**Recorded data:**

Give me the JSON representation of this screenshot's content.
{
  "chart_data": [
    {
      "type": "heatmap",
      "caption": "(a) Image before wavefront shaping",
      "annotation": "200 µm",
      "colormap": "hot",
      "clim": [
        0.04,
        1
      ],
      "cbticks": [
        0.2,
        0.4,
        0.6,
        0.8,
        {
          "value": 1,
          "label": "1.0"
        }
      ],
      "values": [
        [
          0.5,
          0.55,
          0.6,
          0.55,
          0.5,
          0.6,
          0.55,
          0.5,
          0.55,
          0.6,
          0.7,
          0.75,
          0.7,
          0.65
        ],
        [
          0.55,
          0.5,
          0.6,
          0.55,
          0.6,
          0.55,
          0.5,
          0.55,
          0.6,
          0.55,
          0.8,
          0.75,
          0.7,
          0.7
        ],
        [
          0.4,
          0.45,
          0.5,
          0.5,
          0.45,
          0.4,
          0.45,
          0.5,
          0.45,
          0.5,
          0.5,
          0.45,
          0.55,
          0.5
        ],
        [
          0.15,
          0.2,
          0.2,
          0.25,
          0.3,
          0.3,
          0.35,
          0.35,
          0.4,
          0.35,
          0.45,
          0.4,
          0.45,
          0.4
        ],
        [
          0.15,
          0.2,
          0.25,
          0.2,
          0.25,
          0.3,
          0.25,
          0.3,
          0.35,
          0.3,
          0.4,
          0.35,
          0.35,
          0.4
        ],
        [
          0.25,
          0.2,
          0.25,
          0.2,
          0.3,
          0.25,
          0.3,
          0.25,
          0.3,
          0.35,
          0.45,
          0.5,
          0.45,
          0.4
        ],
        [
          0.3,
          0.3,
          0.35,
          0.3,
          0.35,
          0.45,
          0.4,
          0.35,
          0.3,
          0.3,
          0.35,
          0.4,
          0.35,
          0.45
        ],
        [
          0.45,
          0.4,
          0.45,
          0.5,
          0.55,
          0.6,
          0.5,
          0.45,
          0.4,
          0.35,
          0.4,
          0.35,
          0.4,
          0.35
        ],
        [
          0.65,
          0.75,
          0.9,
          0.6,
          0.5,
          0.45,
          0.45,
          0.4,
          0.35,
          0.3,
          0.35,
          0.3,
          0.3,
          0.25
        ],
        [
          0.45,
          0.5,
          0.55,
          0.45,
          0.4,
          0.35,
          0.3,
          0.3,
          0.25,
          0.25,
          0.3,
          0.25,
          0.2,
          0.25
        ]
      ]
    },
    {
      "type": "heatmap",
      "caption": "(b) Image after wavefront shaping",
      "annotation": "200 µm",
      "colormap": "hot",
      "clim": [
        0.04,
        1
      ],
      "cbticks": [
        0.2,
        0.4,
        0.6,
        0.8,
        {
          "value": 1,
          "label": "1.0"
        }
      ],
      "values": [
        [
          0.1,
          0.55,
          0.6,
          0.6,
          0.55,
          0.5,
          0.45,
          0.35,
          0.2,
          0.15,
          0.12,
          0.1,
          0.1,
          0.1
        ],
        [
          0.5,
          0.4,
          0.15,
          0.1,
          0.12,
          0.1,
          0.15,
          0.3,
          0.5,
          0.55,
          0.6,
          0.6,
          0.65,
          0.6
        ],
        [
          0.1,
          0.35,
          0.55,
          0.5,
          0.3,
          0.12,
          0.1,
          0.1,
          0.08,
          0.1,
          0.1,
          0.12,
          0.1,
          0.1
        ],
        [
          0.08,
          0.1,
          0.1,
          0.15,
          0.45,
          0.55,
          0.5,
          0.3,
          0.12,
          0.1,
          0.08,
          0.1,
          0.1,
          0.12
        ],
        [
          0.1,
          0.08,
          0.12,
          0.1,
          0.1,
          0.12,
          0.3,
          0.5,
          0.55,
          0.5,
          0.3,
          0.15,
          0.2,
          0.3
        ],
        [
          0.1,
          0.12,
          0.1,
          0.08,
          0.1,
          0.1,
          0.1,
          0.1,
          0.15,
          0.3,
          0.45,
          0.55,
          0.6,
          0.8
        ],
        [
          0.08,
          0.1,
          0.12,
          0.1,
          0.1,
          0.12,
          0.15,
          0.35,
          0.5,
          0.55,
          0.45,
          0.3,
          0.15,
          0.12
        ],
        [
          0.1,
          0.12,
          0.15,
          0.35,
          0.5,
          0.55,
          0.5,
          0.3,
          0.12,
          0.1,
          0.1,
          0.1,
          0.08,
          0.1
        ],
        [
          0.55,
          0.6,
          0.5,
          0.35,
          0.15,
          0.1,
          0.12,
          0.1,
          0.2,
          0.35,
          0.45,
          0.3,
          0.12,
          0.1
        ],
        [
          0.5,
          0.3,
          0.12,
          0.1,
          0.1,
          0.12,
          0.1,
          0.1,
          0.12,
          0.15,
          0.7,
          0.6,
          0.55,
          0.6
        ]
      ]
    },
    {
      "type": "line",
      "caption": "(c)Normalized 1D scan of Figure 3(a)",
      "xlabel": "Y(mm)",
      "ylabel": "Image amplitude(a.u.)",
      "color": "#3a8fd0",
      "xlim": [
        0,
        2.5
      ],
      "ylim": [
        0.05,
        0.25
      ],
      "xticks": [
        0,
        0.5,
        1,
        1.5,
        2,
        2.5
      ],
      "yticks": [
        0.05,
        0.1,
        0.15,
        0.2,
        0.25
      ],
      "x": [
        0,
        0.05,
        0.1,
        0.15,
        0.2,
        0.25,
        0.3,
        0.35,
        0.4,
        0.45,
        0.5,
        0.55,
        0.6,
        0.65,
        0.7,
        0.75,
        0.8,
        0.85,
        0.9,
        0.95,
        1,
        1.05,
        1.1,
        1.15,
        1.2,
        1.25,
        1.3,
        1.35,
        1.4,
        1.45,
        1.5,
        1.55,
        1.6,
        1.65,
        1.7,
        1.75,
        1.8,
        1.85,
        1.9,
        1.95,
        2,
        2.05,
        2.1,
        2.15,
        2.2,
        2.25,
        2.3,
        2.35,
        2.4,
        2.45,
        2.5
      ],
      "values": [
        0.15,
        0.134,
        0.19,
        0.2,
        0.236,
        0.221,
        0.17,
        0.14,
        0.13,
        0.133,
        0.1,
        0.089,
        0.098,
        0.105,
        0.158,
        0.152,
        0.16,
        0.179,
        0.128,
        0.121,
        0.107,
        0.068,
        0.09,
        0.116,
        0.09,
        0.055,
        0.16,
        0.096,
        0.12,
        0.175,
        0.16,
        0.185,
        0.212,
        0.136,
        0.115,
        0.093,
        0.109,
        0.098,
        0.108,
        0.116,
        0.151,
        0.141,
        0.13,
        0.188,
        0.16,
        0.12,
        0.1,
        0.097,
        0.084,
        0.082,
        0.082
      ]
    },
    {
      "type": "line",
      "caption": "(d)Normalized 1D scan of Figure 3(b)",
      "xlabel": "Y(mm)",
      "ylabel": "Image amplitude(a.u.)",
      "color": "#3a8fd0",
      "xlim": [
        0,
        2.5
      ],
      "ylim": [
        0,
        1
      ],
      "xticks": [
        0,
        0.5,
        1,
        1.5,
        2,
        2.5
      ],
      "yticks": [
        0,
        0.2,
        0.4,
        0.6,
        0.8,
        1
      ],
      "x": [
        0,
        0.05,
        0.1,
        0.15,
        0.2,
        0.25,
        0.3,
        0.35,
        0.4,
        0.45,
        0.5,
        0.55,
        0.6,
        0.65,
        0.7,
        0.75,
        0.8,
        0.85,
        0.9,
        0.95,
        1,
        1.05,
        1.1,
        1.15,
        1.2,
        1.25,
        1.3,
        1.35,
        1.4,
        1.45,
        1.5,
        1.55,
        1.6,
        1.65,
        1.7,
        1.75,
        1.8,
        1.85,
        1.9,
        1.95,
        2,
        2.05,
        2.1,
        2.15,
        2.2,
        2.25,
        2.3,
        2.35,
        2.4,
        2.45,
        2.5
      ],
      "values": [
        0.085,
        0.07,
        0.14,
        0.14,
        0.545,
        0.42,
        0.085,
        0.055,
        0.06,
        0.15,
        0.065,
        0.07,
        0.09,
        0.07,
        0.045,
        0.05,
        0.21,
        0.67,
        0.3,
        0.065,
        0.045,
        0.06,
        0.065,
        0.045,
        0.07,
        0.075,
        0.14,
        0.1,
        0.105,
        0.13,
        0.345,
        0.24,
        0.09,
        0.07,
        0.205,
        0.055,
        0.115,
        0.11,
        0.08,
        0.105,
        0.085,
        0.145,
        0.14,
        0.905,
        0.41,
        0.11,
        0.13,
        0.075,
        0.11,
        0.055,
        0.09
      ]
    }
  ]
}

**Task:** Review the preceding data and report every line that includes the string "scan".

**Result of the task:**
      "caption": "(c)Normalized 1D scan of Figure 3(a)",
      "caption": "(d)Normalized 1D scan of Figure 3(b)",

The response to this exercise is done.